Begin Information supplied

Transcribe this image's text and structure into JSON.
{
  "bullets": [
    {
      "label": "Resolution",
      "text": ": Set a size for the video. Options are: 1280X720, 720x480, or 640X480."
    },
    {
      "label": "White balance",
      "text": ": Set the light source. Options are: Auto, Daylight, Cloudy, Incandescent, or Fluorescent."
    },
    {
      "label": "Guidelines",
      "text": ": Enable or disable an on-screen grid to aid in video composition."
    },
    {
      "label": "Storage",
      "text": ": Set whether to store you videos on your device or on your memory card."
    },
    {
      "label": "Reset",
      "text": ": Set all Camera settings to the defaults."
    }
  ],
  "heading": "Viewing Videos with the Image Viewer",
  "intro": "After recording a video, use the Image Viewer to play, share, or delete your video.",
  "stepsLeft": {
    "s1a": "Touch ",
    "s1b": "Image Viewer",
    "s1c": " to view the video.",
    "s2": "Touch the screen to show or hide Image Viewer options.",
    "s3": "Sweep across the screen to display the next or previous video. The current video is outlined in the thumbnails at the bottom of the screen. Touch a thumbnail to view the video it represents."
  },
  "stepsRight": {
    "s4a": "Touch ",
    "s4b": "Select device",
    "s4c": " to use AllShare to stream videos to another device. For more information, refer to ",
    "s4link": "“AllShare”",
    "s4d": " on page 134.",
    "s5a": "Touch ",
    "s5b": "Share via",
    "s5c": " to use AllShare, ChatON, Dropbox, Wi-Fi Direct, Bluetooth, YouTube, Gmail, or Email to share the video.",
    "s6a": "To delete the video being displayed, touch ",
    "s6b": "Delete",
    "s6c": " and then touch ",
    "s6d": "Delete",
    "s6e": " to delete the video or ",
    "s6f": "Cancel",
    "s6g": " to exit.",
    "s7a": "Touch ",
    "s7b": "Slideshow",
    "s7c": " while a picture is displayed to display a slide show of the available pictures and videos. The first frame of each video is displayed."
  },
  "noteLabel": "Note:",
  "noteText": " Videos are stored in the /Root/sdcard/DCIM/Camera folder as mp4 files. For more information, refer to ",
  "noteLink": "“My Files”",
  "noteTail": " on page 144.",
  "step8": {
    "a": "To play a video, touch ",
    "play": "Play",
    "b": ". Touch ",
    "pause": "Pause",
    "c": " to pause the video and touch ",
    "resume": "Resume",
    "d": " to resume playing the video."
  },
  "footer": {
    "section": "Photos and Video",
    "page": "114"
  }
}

End Information supplied

Write out the whole listing exactly.

Transcribe this image's text and structure into JSON.
{
  "bullets": [
    {
      "label": "Resolution",
      "text": ": Set a size for the video. Options are: 1280X720, 720x480, or 640X480."
    },
    {
      "label": "White balance",
      "text": ": Set the light source. Options are: Auto, Daylight, Cloudy, Incandescent, or Fluorescent."
    },
    {
      "label": "Guidelines",
      "text": ": Enable or disable an on-screen grid to aid in video composition."
    },
    {
      "label": "Storage",
      "text": ": Set whether to store you videos on your device or on your memory card."
    },
    {
      "label": "Reset",
      "text": ": Set all Camera settings to the defaults."
    }
  ],
  "heading": "Viewing Videos with the Image Viewer",
  "intro": "After recording a video, use the Image Viewer to play, share, or delete your video.",
  "stepsLeft": {
    "s1a": "Touch ",
    "s1b": "Image Viewer",
    "s1c": " to view the video.",
    "s2": "Touch the screen to show or hide Image Viewer options.",
    "s3": "Sweep across the screen to display the next or previous video. The current video is outlined in the thumbnails at the bottom of the screen. Touch a thumbnail to view the video it represents."
  },
  "stepsRight": {
    "s4a": "Touch ",
    "s4b": "Select device",
    "s4c": " to use AllShare to stream videos to another device. For more information, refer to ",
    "s4link": "“AllShare”",
    "s4d": " on page 134.",
    "s5a": "Touch ",
    "s5b": "Share via",
    "s5c": " to use AllShare, ChatON, Dropbox, Wi-Fi Direct, Bluetooth, YouTube, Gmail, or Email to share the video.",
    "s6a": "To delete the video being displayed, touch ",
    "s6b": "Delete",
    "s6c": " and then touch ",
    "s6d": "Delete",
    "s6e": " to delete the video or ",
    "s6f": "Cancel",
    "s6g": " to exit.",
    "s7a": "Touch ",
    "s7b": "Slideshow",
    "s7c": " while a picture is displayed to display a slide show of the available pictures and videos. The first frame of each video is displayed."
  },
  "noteLabel": "Note:",
  "noteText": " Videos are stored in the /Root/sdcard/DCIM/Camera folder as mp4 files. For more information, refer to ",
  "noteLink": "“My Files”",
  "noteTail": " on page 144.",
  "step8": {
    "a": "To play a video, touch ",
    "play": "Play",
    "b": ". Touch ",
    "pause": "Pause",
    "c": " to pause the video and touch ",
    "resume": "Resume",
    "d": " to resume playing the video."
  },
  "footer": {
    "section": "Photos and Video",
    "page": "114"
  }
}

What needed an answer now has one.